JOB: Gather from the listing below each line that includes the word "JSON", and copy it.

MATERIAL FOR THIS EXERCISE:

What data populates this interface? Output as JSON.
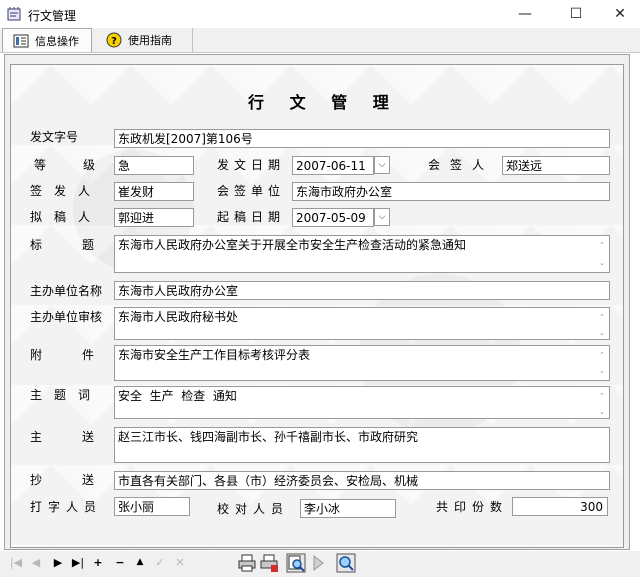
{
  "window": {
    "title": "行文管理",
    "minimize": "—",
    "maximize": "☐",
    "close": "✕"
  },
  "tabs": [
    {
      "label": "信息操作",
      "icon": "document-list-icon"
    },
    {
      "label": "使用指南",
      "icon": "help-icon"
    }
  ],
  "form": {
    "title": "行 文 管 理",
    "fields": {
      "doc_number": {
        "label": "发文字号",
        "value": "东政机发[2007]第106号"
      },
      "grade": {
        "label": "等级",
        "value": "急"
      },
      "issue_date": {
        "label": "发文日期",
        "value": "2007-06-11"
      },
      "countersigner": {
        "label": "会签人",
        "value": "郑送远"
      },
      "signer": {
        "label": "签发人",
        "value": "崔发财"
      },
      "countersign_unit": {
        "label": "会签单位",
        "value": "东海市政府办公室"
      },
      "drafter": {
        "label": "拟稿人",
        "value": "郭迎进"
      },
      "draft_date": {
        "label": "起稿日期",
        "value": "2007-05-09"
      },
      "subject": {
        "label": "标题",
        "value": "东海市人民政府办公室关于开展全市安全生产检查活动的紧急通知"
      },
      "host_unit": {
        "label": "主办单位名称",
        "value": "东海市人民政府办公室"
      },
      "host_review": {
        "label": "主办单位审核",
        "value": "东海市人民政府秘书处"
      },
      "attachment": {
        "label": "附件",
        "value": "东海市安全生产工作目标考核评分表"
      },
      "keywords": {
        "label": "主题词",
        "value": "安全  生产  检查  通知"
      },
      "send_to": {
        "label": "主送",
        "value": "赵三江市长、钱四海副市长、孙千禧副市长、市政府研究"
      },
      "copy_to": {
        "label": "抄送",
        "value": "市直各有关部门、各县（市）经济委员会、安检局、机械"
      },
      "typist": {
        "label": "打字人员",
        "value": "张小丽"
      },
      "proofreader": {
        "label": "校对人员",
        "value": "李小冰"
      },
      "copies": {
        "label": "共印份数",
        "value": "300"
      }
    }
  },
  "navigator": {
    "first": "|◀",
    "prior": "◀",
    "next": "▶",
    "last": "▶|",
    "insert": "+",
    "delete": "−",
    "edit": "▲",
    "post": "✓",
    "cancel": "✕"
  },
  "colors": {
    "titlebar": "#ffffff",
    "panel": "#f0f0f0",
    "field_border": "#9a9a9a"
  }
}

==

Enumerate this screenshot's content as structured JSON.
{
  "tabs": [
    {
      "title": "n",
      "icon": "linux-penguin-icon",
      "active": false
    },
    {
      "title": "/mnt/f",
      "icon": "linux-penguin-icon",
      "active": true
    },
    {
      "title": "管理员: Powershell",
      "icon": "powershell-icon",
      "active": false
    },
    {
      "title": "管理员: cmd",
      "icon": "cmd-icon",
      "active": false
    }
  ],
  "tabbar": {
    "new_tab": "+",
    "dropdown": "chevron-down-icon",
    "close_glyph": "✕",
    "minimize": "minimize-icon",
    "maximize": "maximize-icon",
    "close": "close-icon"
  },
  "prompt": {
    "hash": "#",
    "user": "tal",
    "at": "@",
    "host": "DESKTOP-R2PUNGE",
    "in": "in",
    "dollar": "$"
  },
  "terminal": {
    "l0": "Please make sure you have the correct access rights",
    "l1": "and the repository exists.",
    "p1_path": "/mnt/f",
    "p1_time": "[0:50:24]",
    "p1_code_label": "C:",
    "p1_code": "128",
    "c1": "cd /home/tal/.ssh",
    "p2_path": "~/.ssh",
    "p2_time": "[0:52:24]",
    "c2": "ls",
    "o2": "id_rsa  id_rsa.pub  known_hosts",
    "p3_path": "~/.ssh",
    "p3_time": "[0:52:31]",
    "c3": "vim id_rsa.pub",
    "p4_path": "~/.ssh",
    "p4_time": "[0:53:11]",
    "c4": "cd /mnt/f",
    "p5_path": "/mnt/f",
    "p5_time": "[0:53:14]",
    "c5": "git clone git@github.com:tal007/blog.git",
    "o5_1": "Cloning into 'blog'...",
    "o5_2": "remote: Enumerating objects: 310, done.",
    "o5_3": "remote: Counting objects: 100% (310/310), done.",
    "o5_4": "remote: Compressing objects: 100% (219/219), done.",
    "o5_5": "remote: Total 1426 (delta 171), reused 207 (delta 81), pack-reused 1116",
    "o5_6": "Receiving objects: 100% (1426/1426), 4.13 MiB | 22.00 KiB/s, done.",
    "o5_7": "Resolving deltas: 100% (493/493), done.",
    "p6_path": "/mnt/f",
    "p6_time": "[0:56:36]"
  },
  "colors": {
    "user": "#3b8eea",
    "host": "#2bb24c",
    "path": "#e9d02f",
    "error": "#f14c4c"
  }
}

* * *

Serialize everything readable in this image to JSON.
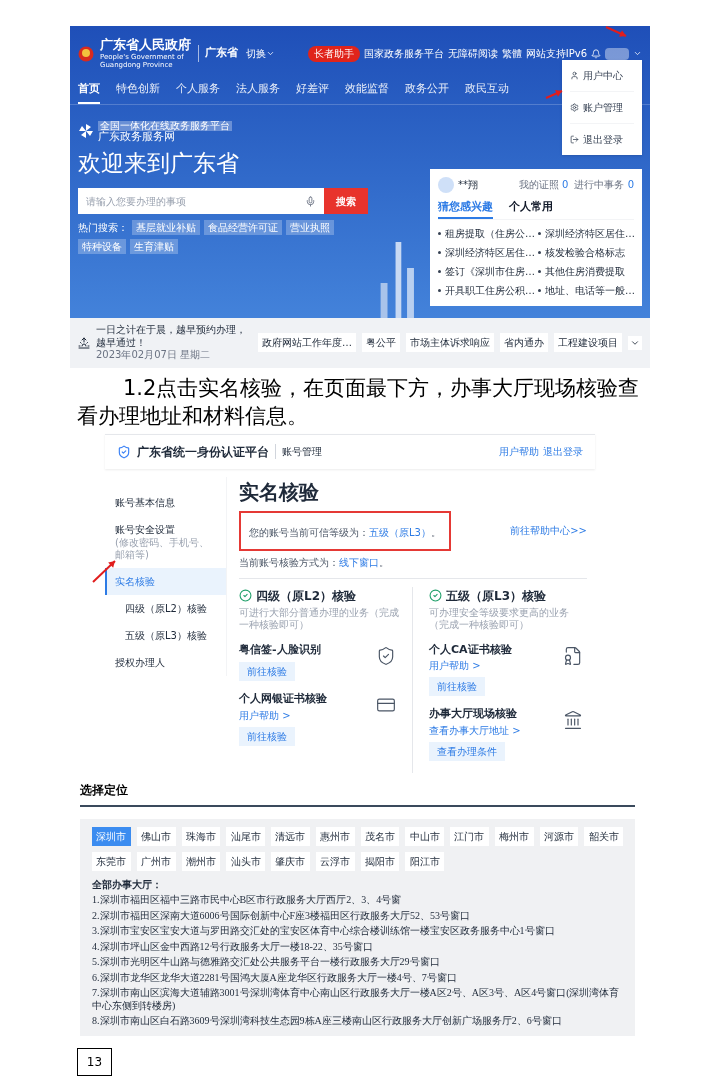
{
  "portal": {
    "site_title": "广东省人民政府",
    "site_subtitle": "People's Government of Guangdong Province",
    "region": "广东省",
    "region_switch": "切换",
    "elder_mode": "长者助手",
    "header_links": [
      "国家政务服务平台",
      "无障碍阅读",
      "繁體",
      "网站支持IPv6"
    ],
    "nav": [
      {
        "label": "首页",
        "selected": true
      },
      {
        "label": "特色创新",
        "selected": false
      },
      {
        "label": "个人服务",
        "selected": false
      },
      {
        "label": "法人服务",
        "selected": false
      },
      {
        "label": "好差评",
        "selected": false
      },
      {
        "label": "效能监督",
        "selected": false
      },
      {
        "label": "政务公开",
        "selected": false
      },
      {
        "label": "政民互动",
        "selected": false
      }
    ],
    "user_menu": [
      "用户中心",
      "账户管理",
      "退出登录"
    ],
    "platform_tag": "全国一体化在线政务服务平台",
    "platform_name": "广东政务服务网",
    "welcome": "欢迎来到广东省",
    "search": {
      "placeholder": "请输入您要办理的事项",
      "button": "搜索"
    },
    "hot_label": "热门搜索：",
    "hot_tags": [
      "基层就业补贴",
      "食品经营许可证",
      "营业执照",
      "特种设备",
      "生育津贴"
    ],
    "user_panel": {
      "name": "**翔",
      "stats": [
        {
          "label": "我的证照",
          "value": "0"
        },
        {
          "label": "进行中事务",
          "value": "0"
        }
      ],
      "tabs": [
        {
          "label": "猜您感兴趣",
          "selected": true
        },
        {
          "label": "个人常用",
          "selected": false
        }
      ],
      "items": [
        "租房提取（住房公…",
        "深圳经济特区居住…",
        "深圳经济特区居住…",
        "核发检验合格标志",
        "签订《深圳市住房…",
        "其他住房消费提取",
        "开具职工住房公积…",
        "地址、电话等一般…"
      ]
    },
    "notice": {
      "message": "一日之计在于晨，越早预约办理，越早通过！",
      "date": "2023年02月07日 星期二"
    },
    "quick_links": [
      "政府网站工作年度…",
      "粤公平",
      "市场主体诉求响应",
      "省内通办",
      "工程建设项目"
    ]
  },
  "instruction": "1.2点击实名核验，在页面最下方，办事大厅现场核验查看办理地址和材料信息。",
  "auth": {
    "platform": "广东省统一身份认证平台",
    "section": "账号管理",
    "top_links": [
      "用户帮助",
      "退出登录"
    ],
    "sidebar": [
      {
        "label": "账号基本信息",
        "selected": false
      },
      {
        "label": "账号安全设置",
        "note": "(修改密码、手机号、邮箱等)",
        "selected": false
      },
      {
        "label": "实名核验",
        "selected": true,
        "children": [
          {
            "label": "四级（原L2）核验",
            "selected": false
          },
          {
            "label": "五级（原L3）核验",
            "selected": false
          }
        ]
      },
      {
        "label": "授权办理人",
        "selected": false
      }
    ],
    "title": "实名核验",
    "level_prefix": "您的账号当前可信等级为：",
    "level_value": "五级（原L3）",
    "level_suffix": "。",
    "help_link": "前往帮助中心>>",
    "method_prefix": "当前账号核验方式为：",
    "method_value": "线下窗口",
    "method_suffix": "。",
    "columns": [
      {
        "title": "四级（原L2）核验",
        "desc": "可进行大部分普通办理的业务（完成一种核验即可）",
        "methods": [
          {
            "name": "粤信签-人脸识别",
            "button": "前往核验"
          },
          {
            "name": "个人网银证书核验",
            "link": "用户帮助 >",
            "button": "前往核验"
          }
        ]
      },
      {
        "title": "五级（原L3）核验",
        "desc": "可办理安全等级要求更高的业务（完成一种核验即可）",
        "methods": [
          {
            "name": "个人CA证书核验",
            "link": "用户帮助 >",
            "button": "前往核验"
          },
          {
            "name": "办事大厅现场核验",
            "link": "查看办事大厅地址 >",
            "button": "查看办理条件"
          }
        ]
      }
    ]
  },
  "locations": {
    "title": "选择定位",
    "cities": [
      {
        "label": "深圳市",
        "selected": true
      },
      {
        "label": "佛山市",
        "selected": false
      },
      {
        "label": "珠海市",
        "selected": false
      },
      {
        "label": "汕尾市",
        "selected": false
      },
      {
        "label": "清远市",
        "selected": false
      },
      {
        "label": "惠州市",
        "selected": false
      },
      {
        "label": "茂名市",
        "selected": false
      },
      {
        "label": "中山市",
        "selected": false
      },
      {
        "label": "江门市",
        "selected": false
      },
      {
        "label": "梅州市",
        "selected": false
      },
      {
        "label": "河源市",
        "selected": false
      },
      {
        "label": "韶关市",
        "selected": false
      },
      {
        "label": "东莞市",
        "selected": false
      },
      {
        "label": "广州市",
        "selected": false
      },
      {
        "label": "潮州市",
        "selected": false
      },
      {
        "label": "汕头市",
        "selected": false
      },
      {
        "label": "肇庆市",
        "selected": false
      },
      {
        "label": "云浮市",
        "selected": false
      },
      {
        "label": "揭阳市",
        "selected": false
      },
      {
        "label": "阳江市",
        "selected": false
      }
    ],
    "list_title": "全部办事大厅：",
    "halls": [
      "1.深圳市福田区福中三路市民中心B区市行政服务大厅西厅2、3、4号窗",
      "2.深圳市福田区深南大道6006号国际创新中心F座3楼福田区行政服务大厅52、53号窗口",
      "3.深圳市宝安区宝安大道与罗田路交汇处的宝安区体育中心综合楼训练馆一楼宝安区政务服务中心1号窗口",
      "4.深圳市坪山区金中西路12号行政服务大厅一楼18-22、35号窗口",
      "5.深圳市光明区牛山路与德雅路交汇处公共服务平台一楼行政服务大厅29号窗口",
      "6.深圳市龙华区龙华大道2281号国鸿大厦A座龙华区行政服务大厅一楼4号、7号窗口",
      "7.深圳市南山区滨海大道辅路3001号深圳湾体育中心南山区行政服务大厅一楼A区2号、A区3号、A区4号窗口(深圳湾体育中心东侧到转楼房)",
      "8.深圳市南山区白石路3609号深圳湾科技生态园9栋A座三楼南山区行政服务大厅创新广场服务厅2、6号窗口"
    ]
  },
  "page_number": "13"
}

ANSWER TO THE TASK:
What data populates this interface? Output as JSON.
Enumerate this screenshot's content as structured JSON.
Serialize everything readable in this image to JSON.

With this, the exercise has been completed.